Below is a listing to transcribe in full and exactly; keep the pictures out.
## BEGIN DATASET ENTRIES
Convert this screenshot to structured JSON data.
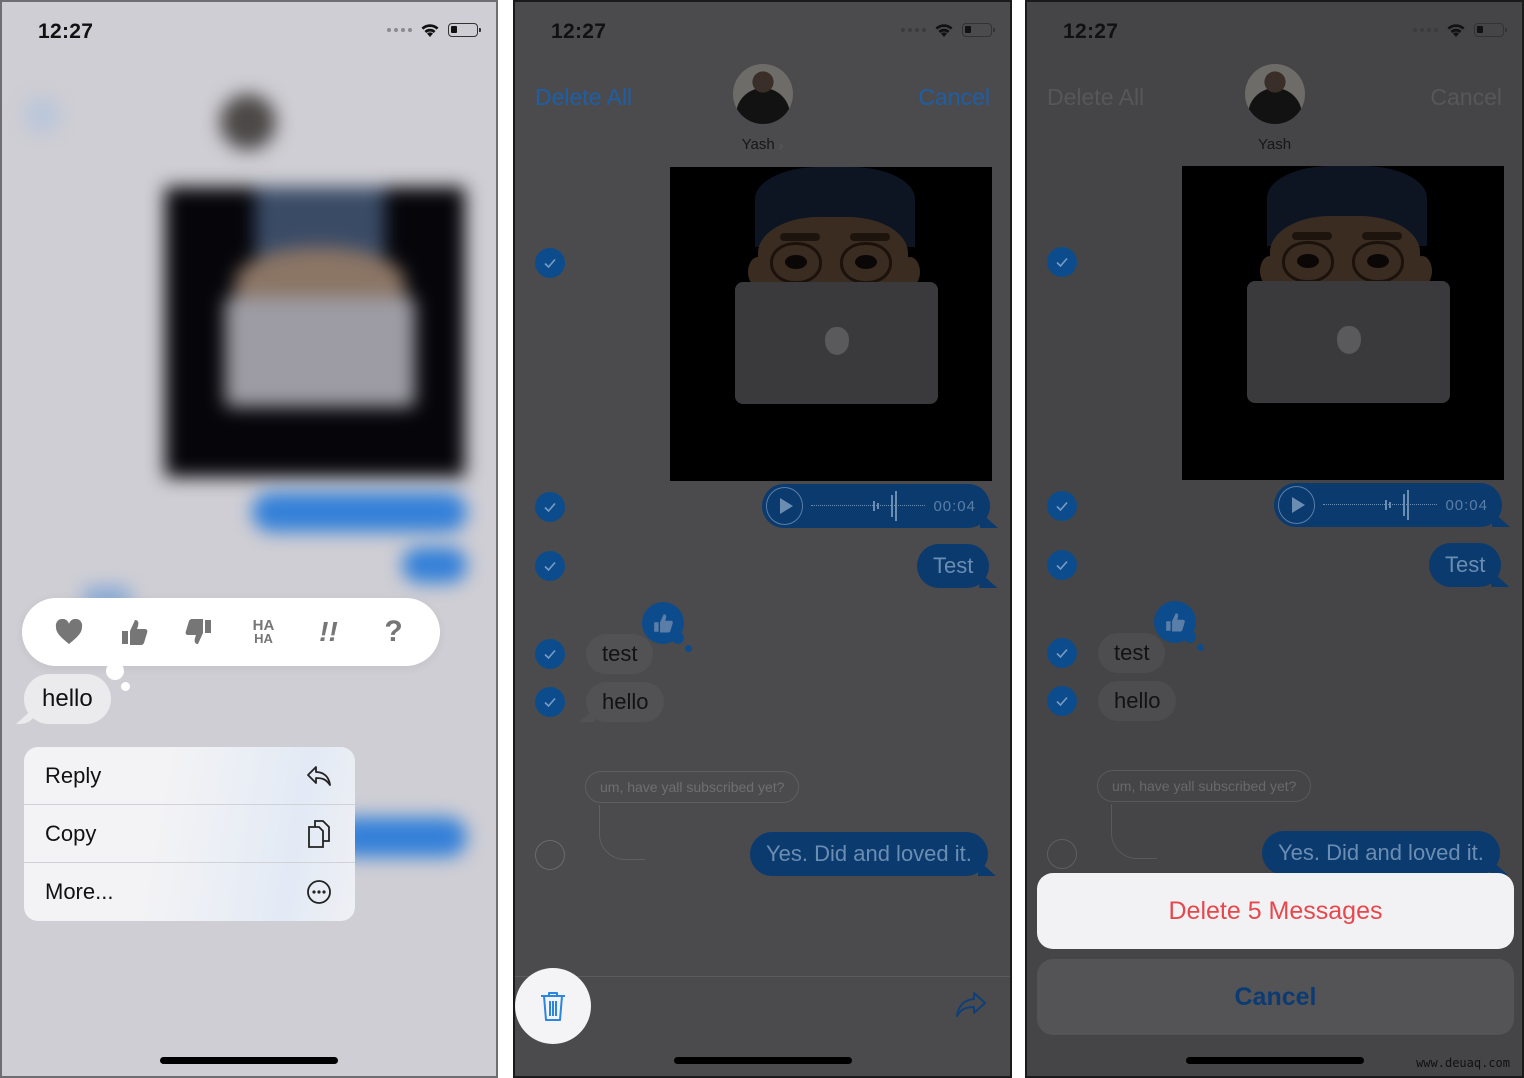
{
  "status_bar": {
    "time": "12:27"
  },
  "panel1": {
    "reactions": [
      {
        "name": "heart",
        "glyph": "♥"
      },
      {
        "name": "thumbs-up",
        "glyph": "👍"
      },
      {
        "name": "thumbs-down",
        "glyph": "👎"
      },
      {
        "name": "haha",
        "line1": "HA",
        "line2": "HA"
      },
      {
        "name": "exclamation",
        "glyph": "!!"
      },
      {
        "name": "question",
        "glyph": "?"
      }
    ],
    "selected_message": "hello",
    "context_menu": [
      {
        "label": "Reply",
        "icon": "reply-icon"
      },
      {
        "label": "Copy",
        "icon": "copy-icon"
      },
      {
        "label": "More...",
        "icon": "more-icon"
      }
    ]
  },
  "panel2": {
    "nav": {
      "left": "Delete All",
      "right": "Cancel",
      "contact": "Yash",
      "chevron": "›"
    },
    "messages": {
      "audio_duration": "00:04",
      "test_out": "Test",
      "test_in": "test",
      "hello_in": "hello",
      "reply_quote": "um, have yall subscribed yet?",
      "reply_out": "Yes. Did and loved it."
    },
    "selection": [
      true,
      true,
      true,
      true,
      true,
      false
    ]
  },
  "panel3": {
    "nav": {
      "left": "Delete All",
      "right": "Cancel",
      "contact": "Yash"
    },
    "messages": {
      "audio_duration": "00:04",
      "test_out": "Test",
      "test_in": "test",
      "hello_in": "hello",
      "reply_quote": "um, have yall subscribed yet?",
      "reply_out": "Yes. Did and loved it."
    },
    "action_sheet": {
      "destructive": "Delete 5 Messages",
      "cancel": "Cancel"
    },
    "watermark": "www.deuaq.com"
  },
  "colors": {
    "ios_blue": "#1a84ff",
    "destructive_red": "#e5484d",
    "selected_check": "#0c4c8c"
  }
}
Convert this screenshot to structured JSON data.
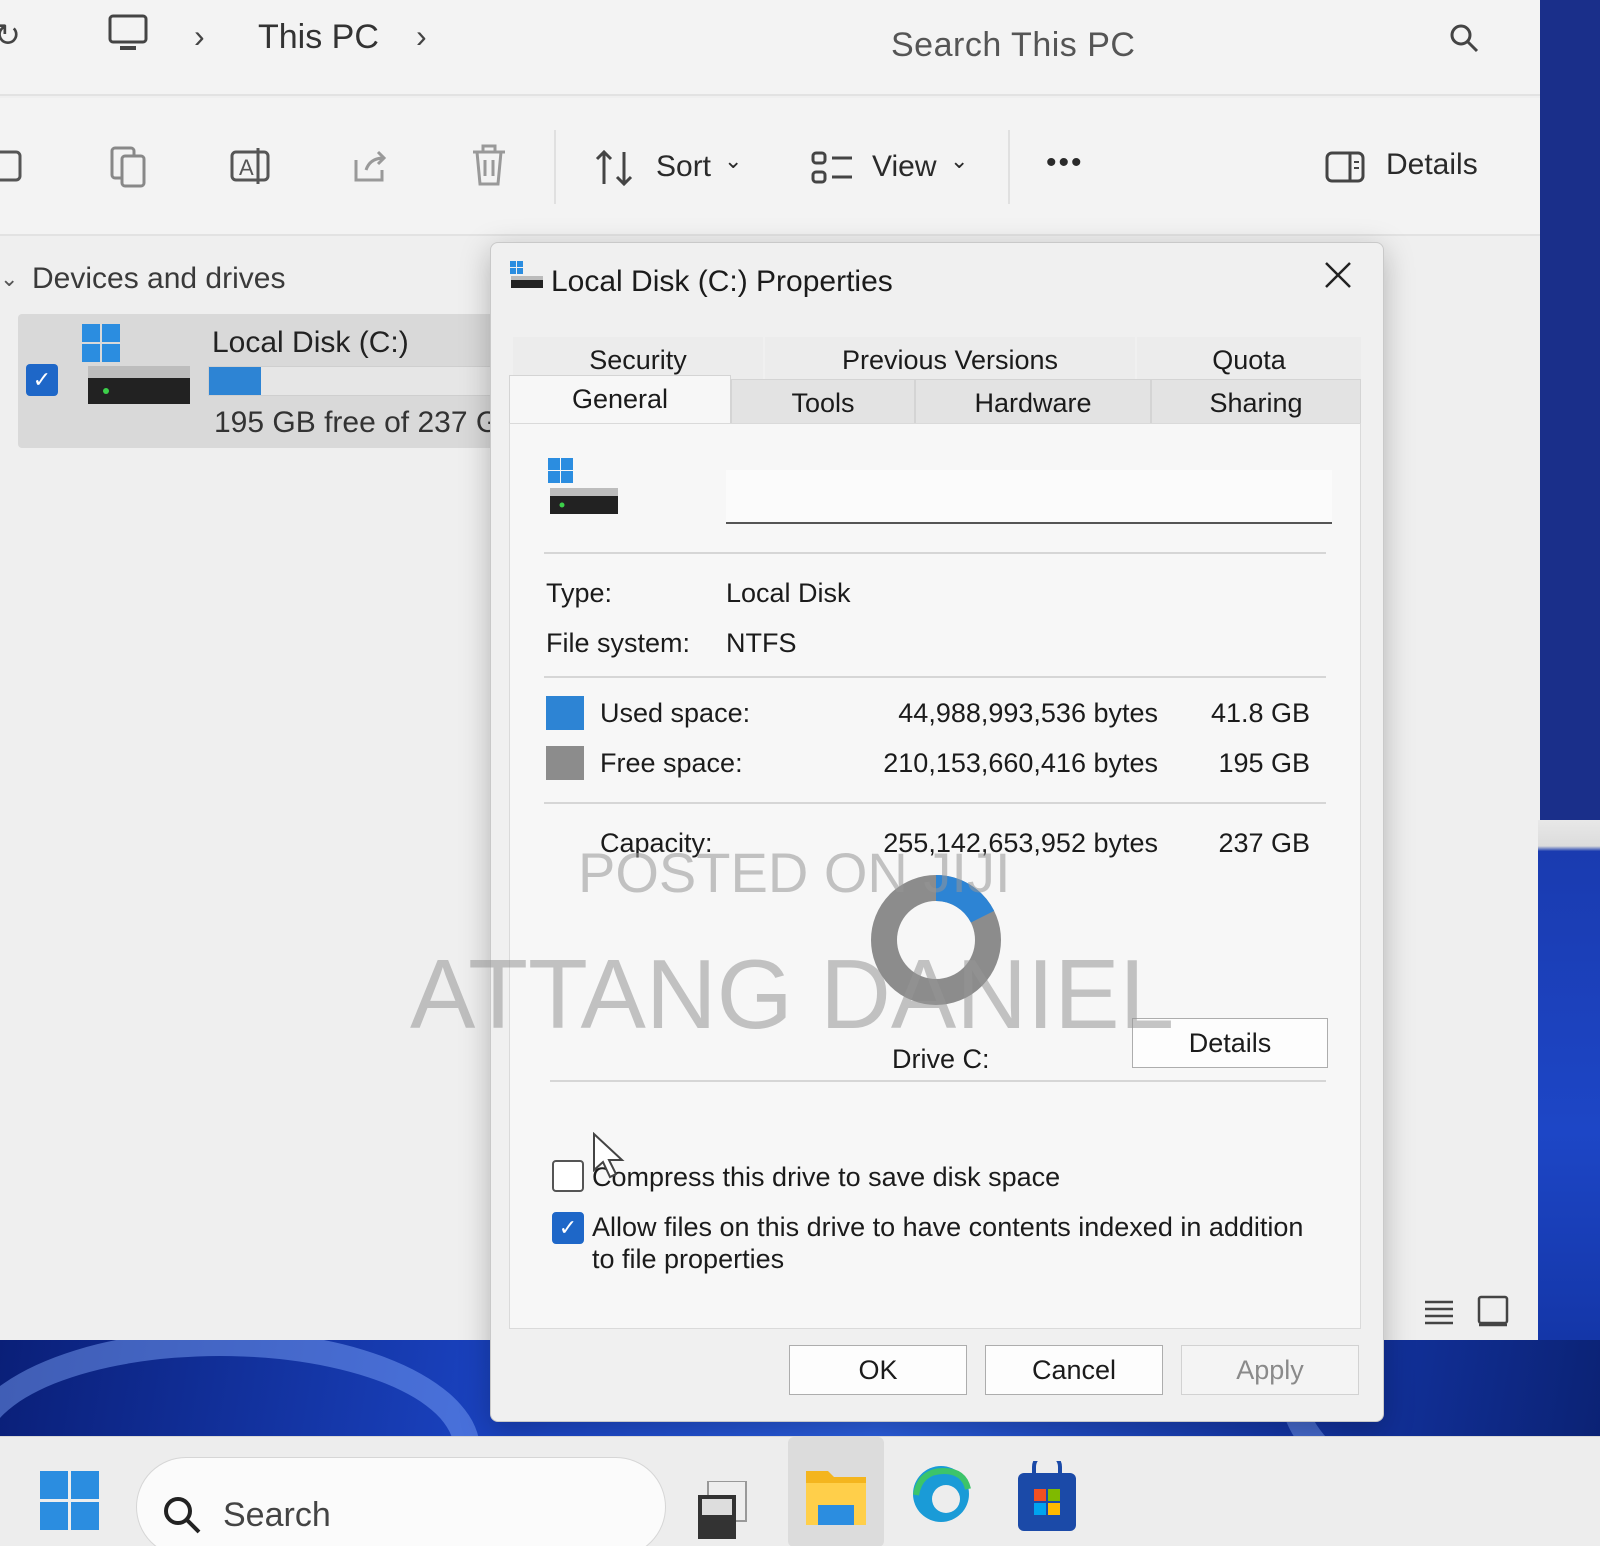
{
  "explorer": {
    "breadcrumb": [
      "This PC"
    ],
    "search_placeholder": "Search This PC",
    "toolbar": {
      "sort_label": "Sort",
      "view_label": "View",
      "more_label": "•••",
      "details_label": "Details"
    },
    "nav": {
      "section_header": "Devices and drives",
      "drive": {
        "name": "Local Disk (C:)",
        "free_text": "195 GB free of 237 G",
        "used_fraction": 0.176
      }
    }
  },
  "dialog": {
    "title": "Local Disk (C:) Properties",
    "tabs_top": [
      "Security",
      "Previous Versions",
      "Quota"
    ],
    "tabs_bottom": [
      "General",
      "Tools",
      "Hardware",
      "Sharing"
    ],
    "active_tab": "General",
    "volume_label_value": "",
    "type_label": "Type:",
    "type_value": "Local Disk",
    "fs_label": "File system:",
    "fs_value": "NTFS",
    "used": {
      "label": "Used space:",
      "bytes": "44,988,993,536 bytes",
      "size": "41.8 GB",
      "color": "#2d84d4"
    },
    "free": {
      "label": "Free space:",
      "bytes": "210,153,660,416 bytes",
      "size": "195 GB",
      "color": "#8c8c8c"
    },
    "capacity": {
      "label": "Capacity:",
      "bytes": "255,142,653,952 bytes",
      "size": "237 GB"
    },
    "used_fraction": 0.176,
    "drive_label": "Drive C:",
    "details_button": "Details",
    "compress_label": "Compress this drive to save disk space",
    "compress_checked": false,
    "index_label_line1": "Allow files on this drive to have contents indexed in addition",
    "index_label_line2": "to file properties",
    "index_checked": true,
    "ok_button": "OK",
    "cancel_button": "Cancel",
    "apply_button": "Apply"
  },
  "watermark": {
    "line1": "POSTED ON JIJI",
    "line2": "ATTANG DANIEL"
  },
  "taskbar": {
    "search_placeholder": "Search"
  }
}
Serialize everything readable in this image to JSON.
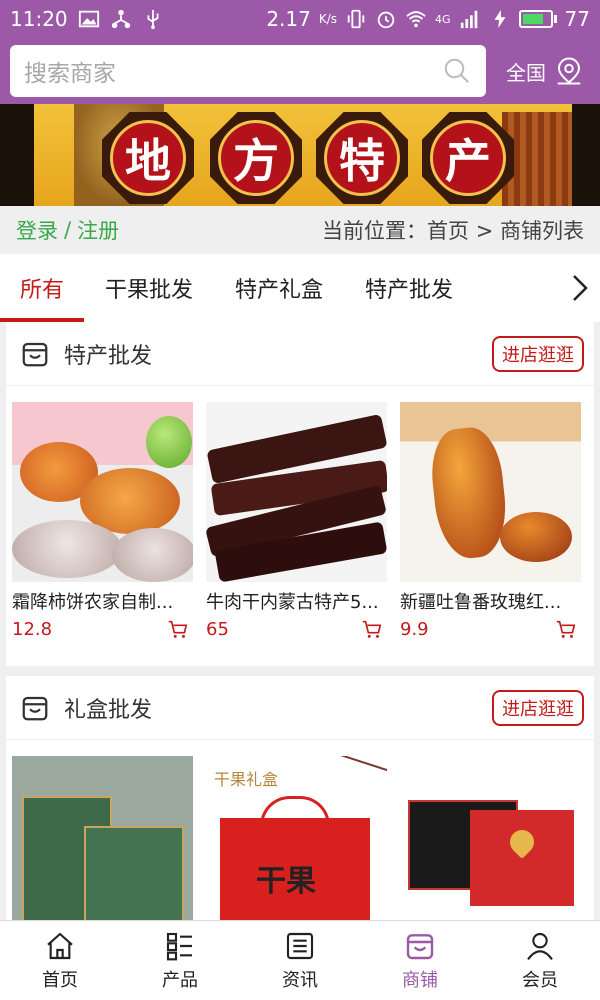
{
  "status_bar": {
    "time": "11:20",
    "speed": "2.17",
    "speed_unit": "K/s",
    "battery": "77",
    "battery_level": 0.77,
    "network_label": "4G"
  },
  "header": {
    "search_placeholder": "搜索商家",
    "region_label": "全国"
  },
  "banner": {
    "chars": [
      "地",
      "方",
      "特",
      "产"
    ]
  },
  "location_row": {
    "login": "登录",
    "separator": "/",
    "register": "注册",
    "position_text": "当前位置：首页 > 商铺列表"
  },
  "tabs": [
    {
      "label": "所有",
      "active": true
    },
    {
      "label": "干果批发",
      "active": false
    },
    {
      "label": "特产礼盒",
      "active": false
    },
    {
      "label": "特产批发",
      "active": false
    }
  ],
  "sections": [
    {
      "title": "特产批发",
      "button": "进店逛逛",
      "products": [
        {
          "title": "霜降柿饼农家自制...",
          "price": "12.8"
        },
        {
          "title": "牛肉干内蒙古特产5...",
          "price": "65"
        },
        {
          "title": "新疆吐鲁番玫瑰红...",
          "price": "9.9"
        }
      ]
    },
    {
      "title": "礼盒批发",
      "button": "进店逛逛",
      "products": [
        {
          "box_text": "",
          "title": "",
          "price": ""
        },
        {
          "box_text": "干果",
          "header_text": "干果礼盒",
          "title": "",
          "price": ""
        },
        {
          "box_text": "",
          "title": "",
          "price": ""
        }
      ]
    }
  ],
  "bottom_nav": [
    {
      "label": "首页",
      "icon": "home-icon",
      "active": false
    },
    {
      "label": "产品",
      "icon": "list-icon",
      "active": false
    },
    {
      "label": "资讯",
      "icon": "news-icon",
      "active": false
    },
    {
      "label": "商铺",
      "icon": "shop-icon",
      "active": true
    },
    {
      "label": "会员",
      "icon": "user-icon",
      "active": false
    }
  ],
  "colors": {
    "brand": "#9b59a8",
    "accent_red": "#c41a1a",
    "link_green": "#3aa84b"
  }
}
## END DATASET ENTRIES
→ TASK RESPONSE:
Convert this screenshot to structured JSON data.
{
  "status_bar": {
    "time": "12:27"
  },
  "panel1": {
    "reactions": [
      {
        "name": "heart",
        "glyph": "♥"
      },
      {
        "name": "thumbs-up",
        "glyph": "👍"
      },
      {
        "name": "thumbs-down",
        "glyph": "👎"
      },
      {
        "name": "haha",
        "line1": "HA",
        "line2": "HA"
      },
      {
        "name": "exclamation",
        "glyph": "!!"
      },
      {
        "name": "question",
        "glyph": "?"
      }
    ],
    "selected_message": "hello",
    "context_menu": [
      {
        "label": "Reply",
        "icon": "reply-icon"
      },
      {
        "label": "Copy",
        "icon": "copy-icon"
      },
      {
        "label": "More...",
        "icon": "more-icon"
      }
    ]
  },
  "panel2": {
    "nav": {
      "left": "Delete All",
      "right": "Cancel",
      "contact": "Yash",
      "chevron": "›"
    },
    "messages": {
      "audio_duration": "00:04",
      "test_out": "Test",
      "test_in": "test",
      "hello_in": "hello",
      "reply_quote": "um, have yall subscribed yet?",
      "reply_out": "Yes. Did and loved it."
    },
    "selection": [
      true,
      true,
      true,
      true,
      true,
      false
    ]
  },
  "panel3": {
    "nav": {
      "left": "Delete All",
      "right": "Cancel",
      "contact": "Yash"
    },
    "messages": {
      "audio_duration": "00:04",
      "test_out": "Test",
      "test_in": "test",
      "hello_in": "hello",
      "reply_quote": "um, have yall subscribed yet?",
      "reply_out": "Yes. Did and loved it."
    },
    "action_sheet": {
      "destructive": "Delete 5 Messages",
      "cancel": "Cancel"
    },
    "watermark": "www.deuaq.com"
  },
  "colors": {
    "ios_blue": "#1a84ff",
    "destructive_red": "#e5484d",
    "selected_check": "#0c4c8c"
  }
}
Convert this screenshot to structured JSON data.
{
  "explorer": {
    "breadcrumb": [
      "This PC"
    ],
    "search_placeholder": "Search This PC",
    "toolbar": {
      "sort_label": "Sort",
      "view_label": "View",
      "more_label": "•••",
      "details_label": "Details"
    },
    "nav": {
      "section_header": "Devices and drives",
      "drive": {
        "name": "Local Disk (C:)",
        "free_text": "195 GB free of 237 G",
        "used_fraction": 0.176
      }
    }
  },
  "dialog": {
    "title": "Local Disk (C:) Properties",
    "tabs_top": [
      "Security",
      "Previous Versions",
      "Quota"
    ],
    "tabs_bottom": [
      "General",
      "Tools",
      "Hardware",
      "Sharing"
    ],
    "active_tab": "General",
    "volume_label_value": "",
    "type_label": "Type:",
    "type_value": "Local Disk",
    "fs_label": "File system:",
    "fs_value": "NTFS",
    "used": {
      "label": "Used space:",
      "bytes": "44,988,993,536 bytes",
      "size": "41.8 GB",
      "color": "#2d84d4"
    },
    "free": {
      "label": "Free space:",
      "bytes": "210,153,660,416 bytes",
      "size": "195 GB",
      "color": "#8c8c8c"
    },
    "capacity": {
      "label": "Capacity:",
      "bytes": "255,142,653,952 bytes",
      "size": "237 GB"
    },
    "used_fraction": 0.176,
    "drive_label": "Drive C:",
    "details_button": "Details",
    "compress_label": "Compress this drive to save disk space",
    "compress_checked": false,
    "index_label_line1": "Allow files on this drive to have contents indexed in addition",
    "index_label_line2": "to file properties",
    "index_checked": true,
    "ok_button": "OK",
    "cancel_button": "Cancel",
    "apply_button": "Apply"
  },
  "watermark": {
    "line1": "POSTED ON JIJI",
    "line2": "ATTANG DANIEL"
  },
  "taskbar": {
    "search_placeholder": "Search"
  }
}
Serialize everything readable in this image to JSON.
{
  "status_bar": {
    "time": "11:20",
    "speed": "2.17",
    "speed_unit": "K/s",
    "battery": "77",
    "battery_level": 0.77,
    "network_label": "4G"
  },
  "header": {
    "search_placeholder": "搜索商家",
    "region_label": "全国"
  },
  "banner": {
    "chars": [
      "地",
      "方",
      "特",
      "产"
    ]
  },
  "location_row": {
    "login": "登录",
    "separator": "/",
    "register": "注册",
    "position_text": "当前位置：首页 > 商铺列表"
  },
  "tabs": [
    {
      "label": "所有",
      "active": true
    },
    {
      "label": "干果批发",
      "active": false
    },
    {
      "label": "特产礼盒",
      "active": false
    },
    {
      "label": "特产批发",
      "active": false
    }
  ],
  "sections": [
    {
      "title": "特产批发",
      "button": "进店逛逛",
      "products": [
        {
          "title": "霜降柿饼农家自制...",
          "price": "12.8"
        },
        {
          "title": "牛肉干内蒙古特产5...",
          "price": "65"
        },
        {
          "title": "新疆吐鲁番玫瑰红...",
          "price": "9.9"
        }
      ]
    },
    {
      "title": "礼盒批发",
      "button": "进店逛逛",
      "products": [
        {
          "box_text": "",
          "title": "",
          "price": ""
        },
        {
          "box_text": "干果",
          "header_text": "干果礼盒",
          "title": "",
          "price": ""
        },
        {
          "box_text": "",
          "title": "",
          "price": ""
        }
      ]
    }
  ],
  "bottom_nav": [
    {
      "label": "首页",
      "icon": "home-icon",
      "active": false
    },
    {
      "label": "产品",
      "icon": "list-icon",
      "active": false
    },
    {
      "label": "资讯",
      "icon": "news-icon",
      "active": false
    },
    {
      "label": "商铺",
      "icon": "shop-icon",
      "active": true
    },
    {
      "label": "会员",
      "icon": "user-icon",
      "active": false
    }
  ],
  "colors": {
    "brand": "#9b59a8",
    "accent_red": "#c41a1a",
    "link_green": "#3aa84b"
  }
}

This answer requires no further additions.